--- START SOURCE DATA ---

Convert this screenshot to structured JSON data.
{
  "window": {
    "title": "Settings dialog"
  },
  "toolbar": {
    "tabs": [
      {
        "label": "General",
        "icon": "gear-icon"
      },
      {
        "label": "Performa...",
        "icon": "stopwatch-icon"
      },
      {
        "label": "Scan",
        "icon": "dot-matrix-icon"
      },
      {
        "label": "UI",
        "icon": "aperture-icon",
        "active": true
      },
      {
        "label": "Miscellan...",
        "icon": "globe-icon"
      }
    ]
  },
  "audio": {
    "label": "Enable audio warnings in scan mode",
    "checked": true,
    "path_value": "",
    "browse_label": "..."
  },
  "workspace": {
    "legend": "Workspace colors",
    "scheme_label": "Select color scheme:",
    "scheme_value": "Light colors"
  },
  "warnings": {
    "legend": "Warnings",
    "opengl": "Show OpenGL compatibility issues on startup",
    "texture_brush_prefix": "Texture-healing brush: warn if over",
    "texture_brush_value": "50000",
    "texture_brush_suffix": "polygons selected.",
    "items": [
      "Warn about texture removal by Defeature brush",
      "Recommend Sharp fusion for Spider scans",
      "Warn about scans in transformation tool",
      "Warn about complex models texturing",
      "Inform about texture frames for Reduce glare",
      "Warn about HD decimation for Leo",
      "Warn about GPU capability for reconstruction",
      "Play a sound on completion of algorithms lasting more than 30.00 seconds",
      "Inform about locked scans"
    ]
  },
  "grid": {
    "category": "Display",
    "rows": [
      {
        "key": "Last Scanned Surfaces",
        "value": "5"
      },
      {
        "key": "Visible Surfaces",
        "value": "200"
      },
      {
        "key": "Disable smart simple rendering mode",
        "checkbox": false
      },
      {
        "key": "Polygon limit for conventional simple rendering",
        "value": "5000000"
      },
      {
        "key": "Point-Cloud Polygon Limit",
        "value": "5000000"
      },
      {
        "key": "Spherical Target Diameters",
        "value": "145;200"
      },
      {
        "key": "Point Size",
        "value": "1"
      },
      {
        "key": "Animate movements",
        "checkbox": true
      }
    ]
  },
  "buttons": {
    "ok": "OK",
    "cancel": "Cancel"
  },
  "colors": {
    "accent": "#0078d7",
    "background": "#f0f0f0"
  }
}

--- END SOURCE DATA ---

**WHAT THIS TASK INVOLVES**
Pull out every line of the entries that includes the word "audio".

**RESPONSE TO THE EXERCISE**
  "audio": {
    "label": "Enable audio warnings in scan mode",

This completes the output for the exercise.